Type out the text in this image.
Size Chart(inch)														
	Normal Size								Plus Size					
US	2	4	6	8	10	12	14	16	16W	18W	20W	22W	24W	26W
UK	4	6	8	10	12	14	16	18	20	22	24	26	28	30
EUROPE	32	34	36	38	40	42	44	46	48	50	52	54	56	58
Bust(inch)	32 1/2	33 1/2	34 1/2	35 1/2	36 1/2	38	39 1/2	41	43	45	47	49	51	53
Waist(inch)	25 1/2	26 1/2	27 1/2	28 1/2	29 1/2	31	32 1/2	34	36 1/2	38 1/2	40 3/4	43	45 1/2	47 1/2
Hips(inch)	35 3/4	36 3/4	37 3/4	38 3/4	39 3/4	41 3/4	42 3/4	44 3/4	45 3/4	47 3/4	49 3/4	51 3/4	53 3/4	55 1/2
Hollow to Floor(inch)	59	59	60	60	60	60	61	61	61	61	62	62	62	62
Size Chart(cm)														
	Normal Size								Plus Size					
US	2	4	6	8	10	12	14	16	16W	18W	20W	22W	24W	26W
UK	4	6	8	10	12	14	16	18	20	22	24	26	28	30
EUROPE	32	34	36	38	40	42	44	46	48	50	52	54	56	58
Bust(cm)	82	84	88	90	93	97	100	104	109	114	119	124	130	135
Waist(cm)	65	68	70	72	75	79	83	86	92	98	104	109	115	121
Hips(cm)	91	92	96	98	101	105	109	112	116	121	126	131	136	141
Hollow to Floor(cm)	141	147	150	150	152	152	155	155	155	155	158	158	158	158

▶ [DIRECTIONS FOR THIS TASK]: Each line above must be printed exactly as it appears.

▶ [CORRECT OUTPUT]:
Type out the text in this image.
Size Chart(inch)														
	Normal Size								Plus Size					
US	2	4	6	8	10	12	14	16	16W	18W	20W	22W	24W	26W
UK	4	6	8	10	12	14	16	18	20	22	24	26	28	30
EUROPE	32	34	36	38	40	42	44	46	48	50	52	54	56	58
Bust(inch)	32 1/2	33 1/2	34 1/2	35 1/2	36 1/2	38	39 1/2	41	43	45	47	49	51	53
Waist(inch)	25 1/2	26 1/2	27 1/2	28 1/2	29 1/2	31	32 1/2	34	36 1/2	38 1/2	40 3/4	43	45 1/2	47 1/2
Hips(inch)	35 3/4	36 3/4	37 3/4	38 3/4	39 3/4	41 3/4	42 3/4	44 3/4	45 3/4	47 3/4	49 3/4	51 3/4	53 3/4	55 1/2
Hollow to Floor(inch)	59	59	60	60	60	60	61	61	61	61	62	62	62	62
Size Chart(cm)														
	Normal Size								Plus Size					
US	2	4	6	8	10	12	14	16	16W	18W	20W	22W	24W	26W
UK	4	6	8	10	12	14	16	18	20	22	24	26	28	30
EUROPE	32	34	36	38	40	42	44	46	48	50	52	54	56	58
Bust(cm)	82	84	88	90	93	97	100	104	109	114	119	124	130	135
Waist(cm)	65	68	70	72	75	79	83	86	92	98	104	109	115	121
Hips(cm)	91	92	96	98	101	105	109	112	116	121	126	131	136	141
Hollow to Floor(cm)	141	147	150	150	152	152	155	155	155	155	158	158	158	158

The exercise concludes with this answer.